GIVEN TASK: In the data below, find each line containing the string "Corfidi" and return it.

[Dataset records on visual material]
# # # # #

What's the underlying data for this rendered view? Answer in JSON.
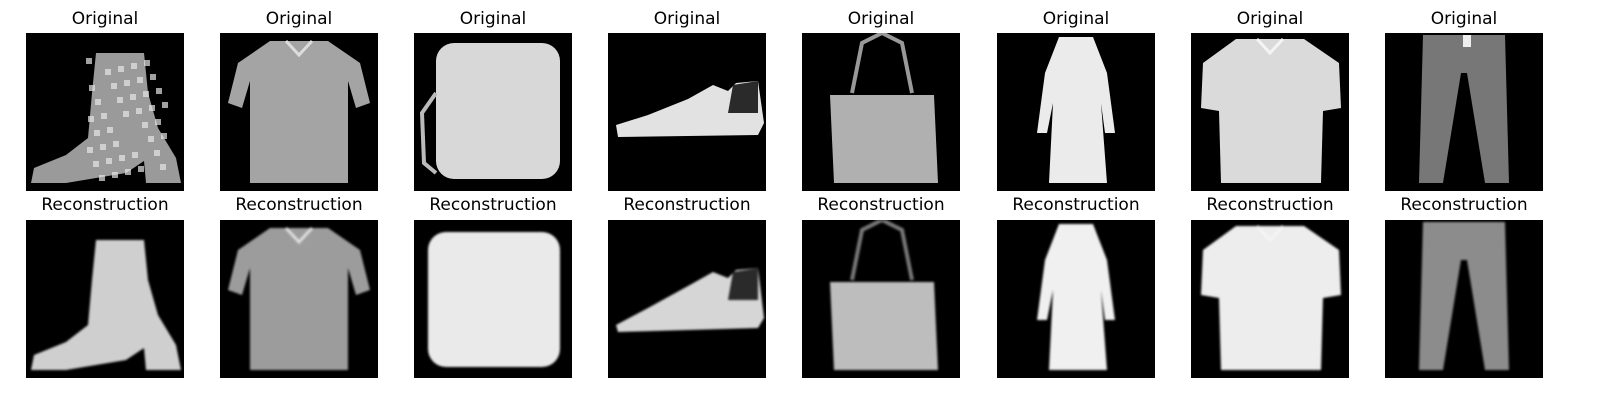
{
  "figure": {
    "columns": [
      {
        "original_title": "Original",
        "reconstruction_title": "Reconstruction",
        "item": "ankle boot"
      },
      {
        "original_title": "Original",
        "reconstruction_title": "Reconstruction",
        "item": "shirt"
      },
      {
        "original_title": "Original",
        "reconstruction_title": "Reconstruction",
        "item": "bag square"
      },
      {
        "original_title": "Original",
        "reconstruction_title": "Reconstruction",
        "item": "sneaker"
      },
      {
        "original_title": "Original",
        "reconstruction_title": "Reconstruction",
        "item": "handbag"
      },
      {
        "original_title": "Original",
        "reconstruction_title": "Reconstruction",
        "item": "dress"
      },
      {
        "original_title": "Original",
        "reconstruction_title": "Reconstruction",
        "item": "t-shirt"
      },
      {
        "original_title": "Original",
        "reconstruction_title": "Reconstruction",
        "item": "trouser"
      }
    ]
  }
}
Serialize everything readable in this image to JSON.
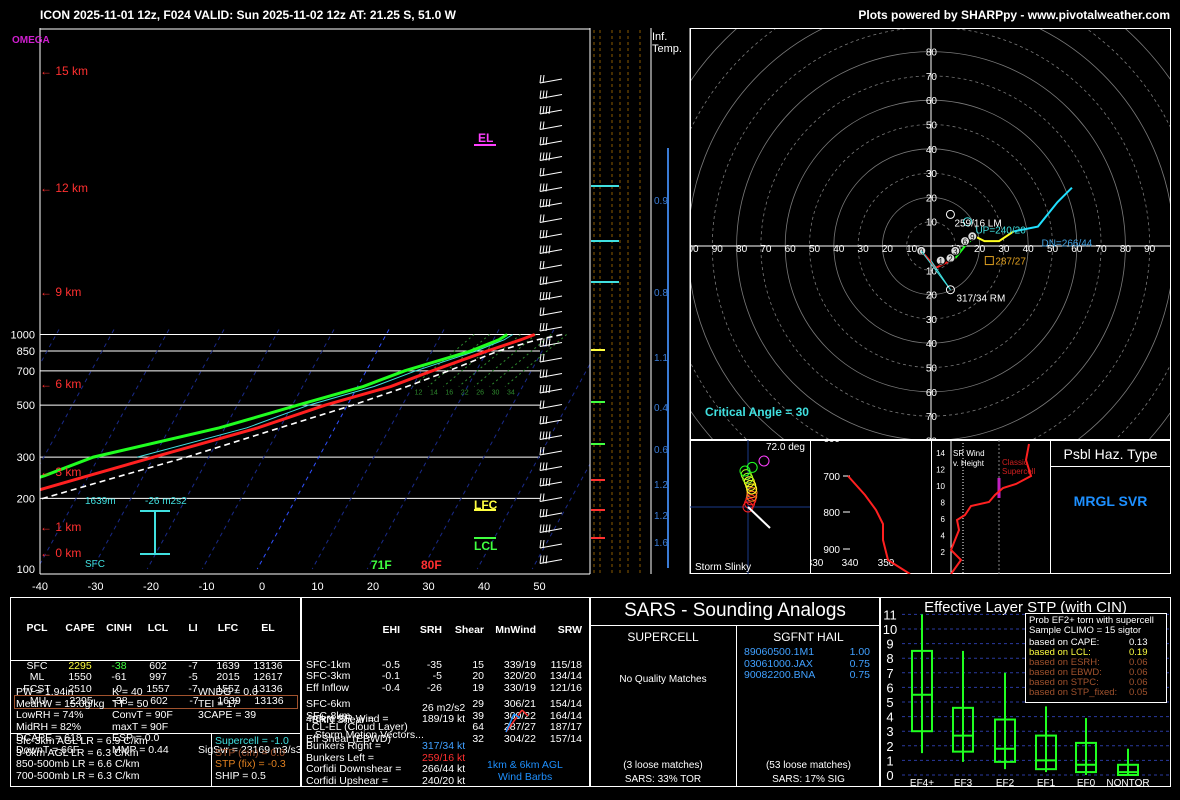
{
  "header": {
    "left": "ICON 2025-11-01 12z, F024  VALID: Sun 2025-11-02 12z  AT: 21.25 S, 51.0 W",
    "right": "Plots powered by SHARPpy - www.pivotalweather.com"
  },
  "skewt": {
    "omega_label": "OMEGA",
    "inf_temp_label": [
      "Inf.",
      "Temp."
    ],
    "pressure_ticks": [
      "100",
      "200",
      "300",
      "500",
      "700",
      "850",
      "1000"
    ],
    "temp_ticks": [
      "-40",
      "-30",
      "-20",
      "-10",
      "0",
      "10",
      "20",
      "30",
      "40",
      "50"
    ],
    "height_labels": [
      "15 km",
      "12 km",
      "9 km",
      "6 km",
      "3 km",
      "1 km",
      "0 km"
    ],
    "el_label": "EL",
    "lfc_label": "LFC",
    "lcl_label": "LCL",
    "sfc_label": "SFC",
    "srh_height": "1639m",
    "srh_value": "-26 m2s2",
    "sfc_td": "71F",
    "sfc_t": "80F",
    "mixing_ratio_labels": [
      "12",
      "14",
      "16",
      "22",
      "26",
      "30",
      "34"
    ],
    "inf_values": [
      "0.9",
      "0.8",
      "1.1",
      "0.4",
      "0.6",
      "1.2",
      "1.2",
      "1.6"
    ]
  },
  "hodograph": {
    "x_ticks_left": [
      "00",
      "90",
      "80",
      "70",
      "60",
      "50",
      "40",
      "30",
      "20",
      "10"
    ],
    "x_ticks_right": [
      "10",
      "20",
      "30",
      "40",
      "50",
      "60",
      "70",
      "80",
      "90",
      "1"
    ],
    "y_ticks_up": [
      "80",
      "70",
      "60",
      "50",
      "40",
      "30",
      "20",
      "10"
    ],
    "y_ticks_down": [
      "10",
      "20",
      "30",
      "40",
      "50",
      "60",
      "70",
      "80"
    ],
    "up_label": "UP=240/20",
    "dn_label": "DN=266/44",
    "lm_label": "259/16 LM",
    "mean_label": "287/27",
    "rm_label": "317/34 RM",
    "critical_angle": "Critical Angle = 30",
    "point_labels": [
      "0",
      "1",
      "2",
      "3",
      "6",
      "9"
    ]
  },
  "storm_slinky": {
    "angle": "72.0 deg",
    "label": "Storm Slinky"
  },
  "theta_panel": {
    "y_ticks": [
      "600",
      "700",
      "800",
      "900"
    ],
    "x_ticks": [
      "330",
      "340",
      "350"
    ]
  },
  "srwind_panel": {
    "title": "SR Wind v. Height",
    "label": "Classic Supercell",
    "y_ticks": [
      "14",
      "12",
      "10",
      "8",
      "6",
      "4",
      "2"
    ]
  },
  "psbl_haz": {
    "title": "Psbl Haz. Type",
    "value": "MRGL SVR"
  },
  "parcels": {
    "headers": [
      "PCL",
      "CAPE",
      "CINH",
      "LCL",
      "LI",
      "LFC",
      "EL"
    ],
    "rows": [
      [
        "SFC",
        "2295",
        "-38",
        "602",
        "-7",
        "1639",
        "13136"
      ],
      [
        "ML",
        "1550",
        "-61",
        "997",
        "-5",
        "2015",
        "12617"
      ],
      [
        "FCST",
        "2510",
        "0",
        "1557",
        "-7",
        "1557",
        "13136"
      ],
      [
        "MU",
        "2295",
        "-38",
        "602",
        "-7",
        "1639",
        "13136"
      ]
    ]
  },
  "indices": {
    "col1": [
      "PW = 1.94in",
      "MeanW = 15.0g/kg",
      "LowRH = 74%",
      "MidRH = 82%",
      "DCAPE = 618",
      "DownT = 66F"
    ],
    "col2": [
      "K = 40",
      "TT = 50",
      "ConvT = 90F",
      "maxT = 90F",
      "ESP = 0.0",
      "MMP = 0.44"
    ],
    "col3": [
      "WNDG = 0.0",
      "TEI = 17",
      "3CAPE = 39",
      "",
      "",
      "SigSvr = 23169 m3/s3"
    ]
  },
  "lapse_rates": [
    "Sfc-3km AGL LR = 6.9 C/km",
    "3-6km AGL LR = 6.3 C/km",
    "850-500mb LR = 6.6 C/km",
    "700-500mb LR = 6.3 C/km"
  ],
  "composite": [
    "Supercell = -1.0",
    "STP (cin) = 0.0",
    "STP (fix) = -0.3",
    "SHIP = 0.5"
  ],
  "kinematics": {
    "headers": [
      "EHI",
      "SRH",
      "Shear",
      "MnWind",
      "SRW"
    ],
    "rows": [
      [
        "SFC-1km",
        "-0.5",
        "-35",
        "15",
        "339/19",
        "115/18"
      ],
      [
        "SFC-3km",
        "-0.1",
        "-5",
        "20",
        "320/20",
        "134/14"
      ],
      [
        "Eff Inflow",
        "-0.4",
        "-26",
        "19",
        "330/19",
        "121/16"
      ],
      [
        "",
        "",
        "",
        "",
        "",
        ""
      ],
      [
        "SFC-6km",
        "",
        "",
        "29",
        "306/21",
        "154/14"
      ],
      [
        "SFC-8km",
        "",
        "",
        "39",
        "300/22",
        "164/14"
      ],
      [
        "LCL-EL (Cloud Layer)",
        "",
        "",
        "64",
        "287/27",
        "187/17"
      ],
      [
        "Eff Shear (EBWD)",
        "",
        "",
        "32",
        "304/22",
        "157/14"
      ]
    ],
    "brn_shear_label": "BRN Shear =",
    "brn_shear": "26 m2/s2",
    "sr_wind_label": "4-6km SR Wind =",
    "sr_wind": "189/19 kt",
    "storm_motion_title": "...Storm Motion Vectors...",
    "motion_labels": [
      "Bunkers Right =",
      "Bunkers Left =",
      "Corfidi Downshear =",
      "Corfidi Upshear ="
    ],
    "motion_values": [
      "317/34 kt",
      "259/16 kt",
      "266/44 kt",
      "240/20 kt"
    ],
    "barbs_label": [
      "1km & 6km AGL",
      "Wind Barbs"
    ]
  },
  "sars": {
    "title": "SARS - Sounding Analogs",
    "supercell_title": "SUPERCELL",
    "hail_title": "SGFNT HAIL",
    "supercell_text": "No Quality Matches",
    "hail_matches": [
      [
        "89060500.1M1",
        "1.00"
      ],
      [
        "03061000.JAX",
        "0.75"
      ],
      [
        "90082200.BNA",
        "0.75"
      ]
    ],
    "supercell_loose": "(3 loose matches)",
    "supercell_tor": "SARS: 33% TOR",
    "hail_loose": "(53 loose matches)",
    "hail_sig": "SARS: 17% SIG"
  },
  "stp": {
    "title": "Effective Layer STP (with CIN)",
    "y_ticks": [
      "0",
      "1",
      "2",
      "3",
      "4",
      "5",
      "6",
      "7",
      "8",
      "9",
      "10",
      "11"
    ],
    "categories": [
      "EF4+",
      "EF3",
      "EF2",
      "EF1",
      "EF0",
      "NONTOR"
    ],
    "box_title": "Prob EF2+ torn with supercell",
    "box_subtitle": "Sample CLIMO = 15 sigtor",
    "prob_rows": [
      [
        "based on CAPE:",
        "0.13"
      ],
      [
        "based on LCL:",
        "0.19"
      ],
      [
        "based on ESRH:",
        "0.06"
      ],
      [
        "based on EBWD:",
        "0.06"
      ],
      [
        "based on STPC:",
        "0.06"
      ],
      [
        "based on STP_fixed:",
        "0.05"
      ]
    ]
  },
  "chart_data": [
    {
      "type": "line",
      "title": "",
      "xlabel": "",
      "ylabel": "",
      "x_axis_ticks": [
        -40,
        -30,
        -20,
        -10,
        0,
        10,
        20,
        30,
        40,
        50
      ],
      "y_axis_ticks_mb": [
        100,
        200,
        300,
        500,
        700,
        850,
        1000
      ],
      "series": [
        {
          "name": "80F",
          "values": [
            [
              1000,
              27
            ],
            [
              950,
              25
            ],
            [
              850,
              20
            ],
            [
              700,
              12
            ],
            [
              600,
              6
            ],
            [
              500,
              -4
            ],
            [
              400,
              -14
            ],
            [
              300,
              -30
            ],
            [
              250,
              -40
            ],
            [
              200,
              -52
            ],
            [
              150,
              -58
            ],
            [
              100,
              -62
            ]
          ]
        },
        {
          "name": "71F",
          "values": [
            [
              1000,
              22
            ],
            [
              950,
              21
            ],
            [
              850,
              17
            ],
            [
              700,
              7
            ],
            [
              600,
              1
            ],
            [
              500,
              -9
            ],
            [
              400,
              -21
            ],
            [
              300,
              -41
            ],
            [
              250,
              -48
            ],
            [
              200,
              -58
            ],
            [
              150,
              -68
            ],
            [
              100,
              -78
            ]
          ]
        }
      ]
    },
    {
      "type": "bar",
      "title": "Effective Layer STP (with CIN)",
      "categories": [
        "EF4+",
        "EF3",
        "EF2",
        "EF1",
        "EF0",
        "NONTOR"
      ],
      "series": [
        {
          "name": "p10",
          "values": [
            1.5,
            0.9,
            0.4,
            0.2,
            0.0,
            0.0
          ]
        },
        {
          "name": "p25",
          "values": [
            3.0,
            1.6,
            0.9,
            0.4,
            0.2,
            0.0
          ]
        },
        {
          "name": "median",
          "values": [
            5.5,
            2.7,
            1.8,
            1.0,
            0.7,
            0.2
          ]
        },
        {
          "name": "p75",
          "values": [
            8.5,
            4.6,
            3.8,
            2.7,
            2.2,
            0.7
          ]
        },
        {
          "name": "p90",
          "values": [
            11.0,
            8.5,
            7.0,
            4.7,
            3.9,
            1.8
          ]
        }
      ],
      "ylim": [
        0,
        11.5
      ]
    }
  ]
}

# # # # #

RESPONSE TO THE TASK:
      "Corfidi Downshear =",
      "Corfidi Upshear ="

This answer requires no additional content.